* Begin *

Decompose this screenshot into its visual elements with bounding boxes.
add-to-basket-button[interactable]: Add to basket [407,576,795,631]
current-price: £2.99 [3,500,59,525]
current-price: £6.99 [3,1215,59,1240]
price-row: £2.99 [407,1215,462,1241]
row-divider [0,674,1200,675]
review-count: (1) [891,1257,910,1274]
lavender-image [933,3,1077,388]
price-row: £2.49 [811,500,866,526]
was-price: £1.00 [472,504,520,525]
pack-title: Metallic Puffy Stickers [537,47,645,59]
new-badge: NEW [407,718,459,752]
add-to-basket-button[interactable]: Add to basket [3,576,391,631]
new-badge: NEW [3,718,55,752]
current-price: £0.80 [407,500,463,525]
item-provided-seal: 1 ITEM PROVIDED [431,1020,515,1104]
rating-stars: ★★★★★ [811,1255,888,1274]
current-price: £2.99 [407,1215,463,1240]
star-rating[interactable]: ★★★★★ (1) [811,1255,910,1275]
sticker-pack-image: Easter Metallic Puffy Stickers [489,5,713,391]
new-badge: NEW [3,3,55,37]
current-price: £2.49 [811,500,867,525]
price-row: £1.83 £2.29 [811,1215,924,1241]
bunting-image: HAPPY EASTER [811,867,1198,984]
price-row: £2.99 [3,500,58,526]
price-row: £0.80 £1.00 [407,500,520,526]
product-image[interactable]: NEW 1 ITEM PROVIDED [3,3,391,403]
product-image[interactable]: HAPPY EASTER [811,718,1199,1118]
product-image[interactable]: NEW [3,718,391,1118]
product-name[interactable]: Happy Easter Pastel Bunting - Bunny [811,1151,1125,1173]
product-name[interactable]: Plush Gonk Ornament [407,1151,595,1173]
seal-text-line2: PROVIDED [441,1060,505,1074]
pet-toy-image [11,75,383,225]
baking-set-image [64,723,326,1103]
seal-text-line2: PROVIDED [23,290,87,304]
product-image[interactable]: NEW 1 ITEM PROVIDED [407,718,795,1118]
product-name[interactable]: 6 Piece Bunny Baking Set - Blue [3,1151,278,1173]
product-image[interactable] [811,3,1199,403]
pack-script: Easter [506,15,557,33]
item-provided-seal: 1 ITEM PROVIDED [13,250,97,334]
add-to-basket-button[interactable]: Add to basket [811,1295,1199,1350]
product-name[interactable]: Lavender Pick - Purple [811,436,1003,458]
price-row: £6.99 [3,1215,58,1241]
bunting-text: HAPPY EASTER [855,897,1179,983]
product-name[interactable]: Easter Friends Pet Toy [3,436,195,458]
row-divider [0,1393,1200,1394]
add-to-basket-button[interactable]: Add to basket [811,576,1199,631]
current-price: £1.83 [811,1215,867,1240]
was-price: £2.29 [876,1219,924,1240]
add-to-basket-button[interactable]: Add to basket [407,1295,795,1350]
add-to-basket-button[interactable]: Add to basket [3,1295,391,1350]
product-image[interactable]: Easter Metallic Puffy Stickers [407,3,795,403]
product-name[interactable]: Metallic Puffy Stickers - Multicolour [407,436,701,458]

* End *

= Challenge =
Convert every line of the data above into a JSON list of strings, one string per line, leaving out any blank lines.

= Exercise solution =
[
  "Decompose this screenshot into its visual elements with bounding boxes.",
  "add-to-basket-button[interactable]: Add to basket [407,576,795,631]",
  "current-price: £2.99 [3,500,59,525]",
  "current-price: £6.99 [3,1215,59,1240]",
  "price-row: £2.99 [407,1215,462,1241]",
  "row-divider [0,674,1200,675]",
  "review-count: (1) [891,1257,910,1274]",
  "lavender-image [933,3,1077,388]",
  "price-row: £2.49 [811,500,866,526]",
  "was-price: £1.00 [472,504,520,525]",
  "pack-title: Metallic Puffy Stickers [537,47,645,59]",
  "new-badge: NEW [407,718,459,752]",
  "add-to-basket-button[interactable]: Add to basket [3,576,391,631]",
  "new-badge: NEW [3,718,55,752]",
  "current-price: £0.80 [407,500,463,525]",
  "item-provided-seal: 1 ITEM PROVIDED [431,1020,515,1104]",
  "rating-stars: ★★★★★ [811,1255,888,1274]",
  "current-price: £2.99 [407,1215,463,1240]",
  "star-rating[interactable]: ★★★★★ (1) [811,1255,910,1275]",
  "sticker-pack-image: Easter Metallic Puffy Stickers [489,5,713,391]",
  "new-badge: NEW [3,3,55,37]",
  "current-price: £2.49 [811,500,867,525]",
  "price-row: £1.83 £2.29 [811,1215,924,1241]",
  "bunting-image: HAPPY EASTER [811,867,1198,984]",
  "price-row: £2.99 [3,500,58,526]",
  "price-row: £0.80 £1.00 [407,500,520,526]",
  "product-image[interactable]: NEW 1 ITEM PROVIDED [3,3,391,403]",
  "product-image[interactable]: HAPPY EASTER [811,718,1199,1118]",
  "product-image[interactable]: NEW [3,718,391,1118]",
  "product-name[interactable]: Happy Easter Pastel Bunting - Bunny [811,1151,1125,1173]",
  "product-name[interactable]: Plush Gonk Ornament [407,1151,595,1173]",
  "seal-text-line2: PROVIDED [441,1060,505,1074]",
  "pet-toy-image [11,75,383,225]",
  "baking-set-image [64,723,326,1103]",
  "seal-text-line2: PROVIDED [23,290,87,304]",
  "product-image[interactable]: NEW 1 ITEM PROVIDED [407,718,795,1118]",
  "product-name[interactable]: 6 Piece Bunny Baking Set - Blue [3,1151,278,1173]",
  "product-image[interactable] [811,3,1199,403]",
  "pack-script: Easter [506,15,557,33]",
  "item-provided-seal: 1 ITEM PROVIDED [13,250,97,334]",
  "add-to-basket-button[interactable]: Add to basket [811,1295,1199,1350]",
  "product-name[interactable]: Lavender Pick - Purple [811,436,1003,458]",
  "price-row: £6.99 [3,1215,58,1241]",
  "bunting-text: HAPPY EASTER [855,897,1179,983]",
  "product-name[interactable]: Easter Friends Pet Toy [3,436,195,458]",
  "row-divider [0,1393,1200,1394]",
  "add-to-basket-button[interactable]: Add to basket [811,576,1199,631]",
  "current-price: £1.83 [811,1215,867,1240]",
  "was-price: £2.29 [876,1219,924,1240]",
  "add-to-basket-button[interactable]: Add to basket [407,1295,795,1350]",
  "add-to-basket-button[interactable]: Add to basket [3,1295,391,1350]",
  "product-image[interactable]: Easter Metallic Puffy Stickers [407,3,795,403]",
  "product-name[interactable]: Metallic Puffy Stickers - Multicolour [407,436,701,458]"
]